In the copy, include every entry exactly but none of the images.
:: DATASET RECORDS
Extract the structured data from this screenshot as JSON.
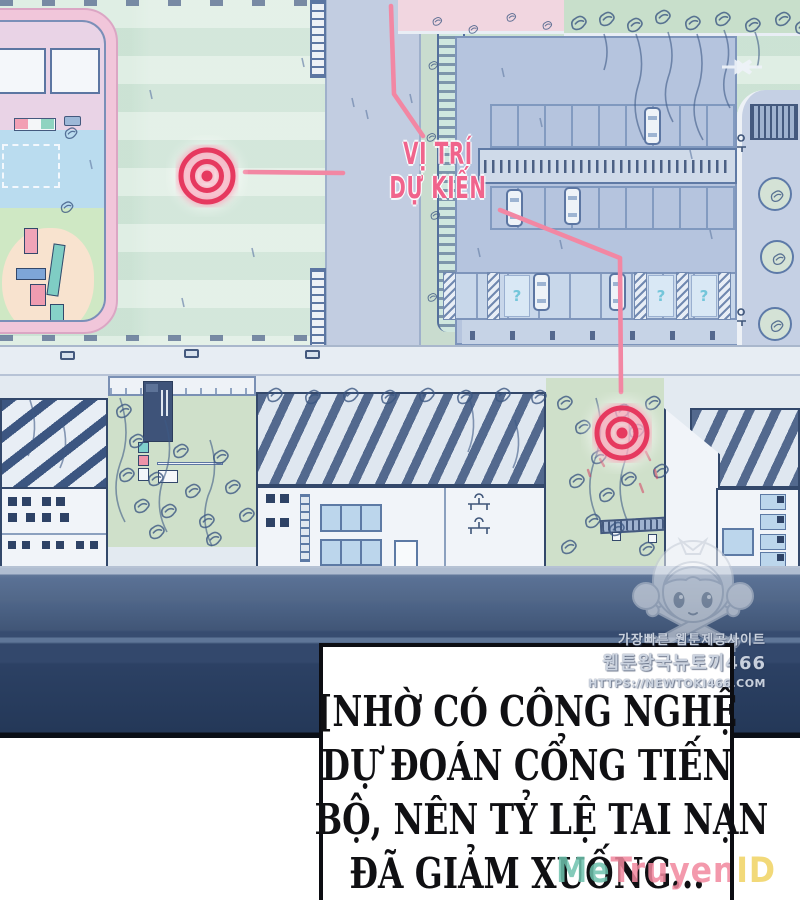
{
  "annotation": {
    "line1": "VỊ TRÍ",
    "line2": "DỰ KIẾN"
  },
  "caption": {
    "lines": [
      "[NHỜ CÓ CÔNG NGHỆ",
      "DỰ ĐOÁN CỔNG TIẾN",
      "BỘ, NÊN TỶ LỆ TAI NẠN",
      "ĐÃ GIẢM XUỐNG..."
    ]
  },
  "watermarks": {
    "korean_line1": "가장빠른 웹툰제공사이트",
    "korean_line2": "웹툰왕국뉴토끼466",
    "korean_line3": "HTTPS://NEWTOKI466.COM",
    "site_me": "Me",
    "site_truyen": "Truyen",
    "site_id": "ID"
  },
  "colors": {
    "label_pink": "#f0648c",
    "target_red": "#e6395f",
    "leader_pink": "#f287a3",
    "wall_navy": "#2c4164",
    "map_mint": "#d6e9dc",
    "lot_blue": "#b5c4de"
  }
}
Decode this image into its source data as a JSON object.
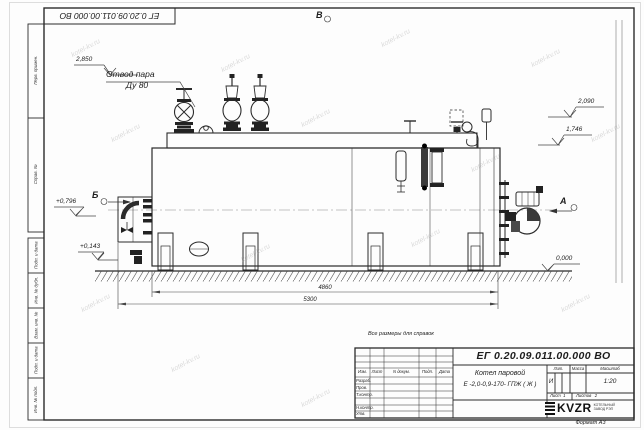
{
  "sheet": {
    "doc_number": "ЕГ 0.20.09.011.00.000  ВО",
    "format_label": "Формат А3",
    "reference_note": "Все размеры для справок",
    "watermark": "kotel-kv.ru"
  },
  "left_columns": {
    "perv_primen": "Перв. примен.",
    "sprav_no": "Справ. №",
    "podp_data_1": "Подп. и дата",
    "inv_dubl": "Инв. № дубл.",
    "vzam_inv": "Взам. инв. №",
    "podp_data_2": "Подп. и дата",
    "inv_podl": "Инв. № подл."
  },
  "title_block": {
    "doc_number": "ЕГ 0.20.09.011.00.000  ВО",
    "product_name_line1": "Котел паровой",
    "product_name_line2": "Е -2,0-0,9-170- ГПЖ ( Ж )",
    "columns": {
      "izm": "Изм.",
      "list": "Лист",
      "n_dokum": "N докум.",
      "podp": "Подп.",
      "data": "Дата"
    },
    "rows": [
      "Разраб.",
      "Пров.",
      "Т.контр.",
      "Н.контр.",
      "Утв."
    ],
    "lit_label": "Лит.",
    "massa_label": "Масса",
    "masshtab_label": "Масштаб",
    "lit_value": "И",
    "masshtab_value": "1:20",
    "list_label": "Лист",
    "list_value": "1",
    "listov_label": "Листов",
    "listov_value": "2",
    "logo_text": "KVZR",
    "logo_sub1": "КОТЕЛЬНЫЙ",
    "logo_sub2": "ЗАВОД РЭП"
  },
  "annotations": {
    "steam_outlet_line1": "Отвод пара",
    "steam_outlet_line2": "Ду 80",
    "elev_2850": "2,850",
    "elev_2090": "2,090",
    "elev_1746": "1,746",
    "elev_0796": "+0,796",
    "elev_0143": "+0,143",
    "elev_0000": "0,000",
    "dim_4860": "4860",
    "dim_5300": "5300",
    "view_a": "А",
    "view_b": "Б",
    "view_v": "В"
  }
}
::::
SOLUTION
Extract the structured data from this screenshot as JSON.
{
  "annotation": {
    "line1": "VỊ TRÍ",
    "line2": "DỰ KIẾN"
  },
  "caption": {
    "lines": [
      "[NHỜ CÓ CÔNG NGHỆ",
      "DỰ ĐOÁN CỔNG TIẾN",
      "BỘ, NÊN TỶ LỆ TAI NẠN",
      "ĐÃ GIẢM XUỐNG..."
    ]
  },
  "watermarks": {
    "korean_line1": "가장빠른 웹툰제공사이트",
    "korean_line2": "웹툰왕국뉴토끼466",
    "korean_line3": "HTTPS://NEWTOKI466.COM",
    "site_me": "Me",
    "site_truyen": "Truyen",
    "site_id": "ID"
  },
  "colors": {
    "label_pink": "#f0648c",
    "target_red": "#e6395f",
    "leader_pink": "#f287a3",
    "wall_navy": "#2c4164",
    "map_mint": "#d6e9dc",
    "lot_blue": "#b5c4de"
  }
}
Decode this image into its source data as a JSON object.
{
  "sheet": {
    "doc_number": "ЕГ 0.20.09.011.00.000  ВО",
    "format_label": "Формат А3",
    "reference_note": "Все размеры для справок",
    "watermark": "kotel-kv.ru"
  },
  "left_columns": {
    "perv_primen": "Перв. примен.",
    "sprav_no": "Справ. №",
    "podp_data_1": "Подп. и дата",
    "inv_dubl": "Инв. № дубл.",
    "vzam_inv": "Взам. инв. №",
    "podp_data_2": "Подп. и дата",
    "inv_podl": "Инв. № подл."
  },
  "title_block": {
    "doc_number": "ЕГ 0.20.09.011.00.000  ВО",
    "product_name_line1": "Котел паровой",
    "product_name_line2": "Е -2,0-0,9-170- ГПЖ ( Ж )",
    "columns": {
      "izm": "Изм.",
      "list": "Лист",
      "n_dokum": "N докум.",
      "podp": "Подп.",
      "data": "Дата"
    },
    "rows": [
      "Разраб.",
      "Пров.",
      "Т.контр.",
      "Н.контр.",
      "Утв."
    ],
    "lit_label": "Лит.",
    "massa_label": "Масса",
    "masshtab_label": "Масштаб",
    "lit_value": "И",
    "masshtab_value": "1:20",
    "list_label": "Лист",
    "list_value": "1",
    "listov_label": "Листов",
    "listov_value": "2",
    "logo_text": "KVZR",
    "logo_sub1": "КОТЕЛЬНЫЙ",
    "logo_sub2": "ЗАВОД РЭП"
  },
  "annotations": {
    "steam_outlet_line1": "Отвод пара",
    "steam_outlet_line2": "Ду 80",
    "elev_2850": "2,850",
    "elev_2090": "2,090",
    "elev_1746": "1,746",
    "elev_0796": "+0,796",
    "elev_0143": "+0,143",
    "elev_0000": "0,000",
    "dim_4860": "4860",
    "dim_5300": "5300",
    "view_a": "А",
    "view_b": "Б",
    "view_v": "В"
  }
}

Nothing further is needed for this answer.